→ What you are asked to do:
Reproduce each of the lines word for word.
--- Start of Entries ---
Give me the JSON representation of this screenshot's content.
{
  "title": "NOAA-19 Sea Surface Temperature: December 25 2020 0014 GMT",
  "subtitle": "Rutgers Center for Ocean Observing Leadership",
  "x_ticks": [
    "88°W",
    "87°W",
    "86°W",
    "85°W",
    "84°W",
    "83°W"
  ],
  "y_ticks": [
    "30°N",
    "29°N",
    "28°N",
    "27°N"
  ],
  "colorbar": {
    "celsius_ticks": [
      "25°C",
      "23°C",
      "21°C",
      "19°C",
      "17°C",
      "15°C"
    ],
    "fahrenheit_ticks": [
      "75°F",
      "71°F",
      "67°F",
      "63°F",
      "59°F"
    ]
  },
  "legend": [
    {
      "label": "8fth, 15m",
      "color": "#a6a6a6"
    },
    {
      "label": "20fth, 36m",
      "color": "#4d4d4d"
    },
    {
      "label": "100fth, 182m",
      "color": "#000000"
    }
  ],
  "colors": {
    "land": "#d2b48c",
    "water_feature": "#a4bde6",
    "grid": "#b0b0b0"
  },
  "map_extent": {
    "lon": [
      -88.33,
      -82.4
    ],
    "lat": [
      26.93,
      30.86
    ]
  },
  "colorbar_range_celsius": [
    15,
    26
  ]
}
--- End of Entries ---
→ Response to the exercise:
Give me the JSON representation of this screenshot's content.
{
  "title": "NOAA-19 Sea Surface Temperature: December 25 2020 0014 GMT",
  "subtitle": "Rutgers Center for Ocean Observing Leadership",
  "x_ticks": [
    "88°W",
    "87°W",
    "86°W",
    "85°W",
    "84°W",
    "83°W"
  ],
  "y_ticks": [
    "30°N",
    "29°N",
    "28°N",
    "27°N"
  ],
  "colorbar": {
    "celsius_ticks": [
      "25°C",
      "23°C",
      "21°C",
      "19°C",
      "17°C",
      "15°C"
    ],
    "fahrenheit_ticks": [
      "75°F",
      "71°F",
      "67°F",
      "63°F",
      "59°F"
    ]
  },
  "legend": [
    {
      "label": "8fth, 15m",
      "color": "#a6a6a6"
    },
    {
      "label": "20fth, 36m",
      "color": "#4d4d4d"
    },
    {
      "label": "100fth, 182m",
      "color": "#000000"
    }
  ],
  "colors": {
    "land": "#d2b48c",
    "water_feature": "#a4bde6",
    "grid": "#b0b0b0"
  },
  "map_extent": {
    "lon": [
      -88.33,
      -82.4
    ],
    "lat": [
      26.93,
      30.86
    ]
  },
  "colorbar_range_celsius": [
    15,
    26
  ]
}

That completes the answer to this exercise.